Extracts from a graphics dataset
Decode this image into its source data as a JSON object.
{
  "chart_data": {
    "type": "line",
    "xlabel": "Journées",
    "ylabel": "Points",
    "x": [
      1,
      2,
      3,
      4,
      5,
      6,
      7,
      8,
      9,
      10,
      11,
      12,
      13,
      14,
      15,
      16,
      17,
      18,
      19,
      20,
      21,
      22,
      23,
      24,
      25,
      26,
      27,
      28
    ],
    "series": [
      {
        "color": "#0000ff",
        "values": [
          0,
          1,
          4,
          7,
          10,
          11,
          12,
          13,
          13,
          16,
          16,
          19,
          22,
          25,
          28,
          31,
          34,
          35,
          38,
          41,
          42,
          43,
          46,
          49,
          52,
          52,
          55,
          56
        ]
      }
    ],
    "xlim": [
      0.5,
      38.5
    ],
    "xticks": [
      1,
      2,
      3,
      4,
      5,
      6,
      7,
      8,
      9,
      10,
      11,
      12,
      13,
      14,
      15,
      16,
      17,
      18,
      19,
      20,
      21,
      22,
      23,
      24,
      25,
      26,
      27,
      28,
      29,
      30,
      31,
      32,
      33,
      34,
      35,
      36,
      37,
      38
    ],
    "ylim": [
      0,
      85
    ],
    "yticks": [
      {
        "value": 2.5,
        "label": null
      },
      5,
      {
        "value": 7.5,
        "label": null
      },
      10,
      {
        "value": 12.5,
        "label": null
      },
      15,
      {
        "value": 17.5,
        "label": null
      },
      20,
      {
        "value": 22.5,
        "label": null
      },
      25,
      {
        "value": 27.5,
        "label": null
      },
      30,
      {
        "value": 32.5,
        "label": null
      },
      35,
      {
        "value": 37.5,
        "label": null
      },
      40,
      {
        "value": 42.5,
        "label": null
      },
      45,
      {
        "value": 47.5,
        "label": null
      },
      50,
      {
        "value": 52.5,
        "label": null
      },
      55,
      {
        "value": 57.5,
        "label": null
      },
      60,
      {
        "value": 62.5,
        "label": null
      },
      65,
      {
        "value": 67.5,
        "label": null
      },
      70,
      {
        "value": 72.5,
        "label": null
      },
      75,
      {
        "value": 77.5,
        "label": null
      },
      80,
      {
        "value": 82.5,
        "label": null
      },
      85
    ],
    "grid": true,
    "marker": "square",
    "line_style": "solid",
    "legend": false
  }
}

SET PROBLEM
Copy out each line exactly as written.

SOLUTION TO THIS PROBLEM
Decode this image into its source data as a JSON object.
{
  "chart_data": {
    "type": "line",
    "xlabel": "Journées",
    "ylabel": "Points",
    "x": [
      1,
      2,
      3,
      4,
      5,
      6,
      7,
      8,
      9,
      10,
      11,
      12,
      13,
      14,
      15,
      16,
      17,
      18,
      19,
      20,
      21,
      22,
      23,
      24,
      25,
      26,
      27,
      28
    ],
    "series": [
      {
        "color": "#0000ff",
        "values": [
          0,
          1,
          4,
          7,
          10,
          11,
          12,
          13,
          13,
          16,
          16,
          19,
          22,
          25,
          28,
          31,
          34,
          35,
          38,
          41,
          42,
          43,
          46,
          49,
          52,
          52,
          55,
          56
        ]
      }
    ],
    "xlim": [
      0.5,
      38.5
    ],
    "xticks": [
      1,
      2,
      3,
      4,
      5,
      6,
      7,
      8,
      9,
      10,
      11,
      12,
      13,
      14,
      15,
      16,
      17,
      18,
      19,
      20,
      21,
      22,
      23,
      24,
      25,
      26,
      27,
      28,
      29,
      30,
      31,
      32,
      33,
      34,
      35,
      36,
      37,
      38
    ],
    "ylim": [
      0,
      85
    ],
    "yticks": [
      {
        "value": 2.5,
        "label": null
      },
      5,
      {
        "value": 7.5,
        "label": null
      },
      10,
      {
        "value": 12.5,
        "label": null
      },
      15,
      {
        "value": 17.5,
        "label": null
      },
      20,
      {
        "value": 22.5,
        "label": null
      },
      25,
      {
        "value": 27.5,
        "label": null
      },
      30,
      {
        "value": 32.5,
        "label": null
      },
      35,
      {
        "value": 37.5,
        "label": null
      },
      40,
      {
        "value": 42.5,
        "label": null
      },
      45,
      {
        "value": 47.5,
        "label": null
      },
      50,
      {
        "value": 52.5,
        "label": null
      },
      55,
      {
        "value": 57.5,
        "label": null
      },
      60,
      {
        "value": 62.5,
        "label": null
      },
      65,
      {
        "value": 67.5,
        "label": null
      },
      70,
      {
        "value": 72.5,
        "label": null
      },
      75,
      {
        "value": 77.5,
        "label": null
      },
      80,
      {
        "value": 82.5,
        "label": null
      },
      85
    ],
    "grid": true,
    "marker": "square",
    "line_style": "solid",
    "legend": false
  }
}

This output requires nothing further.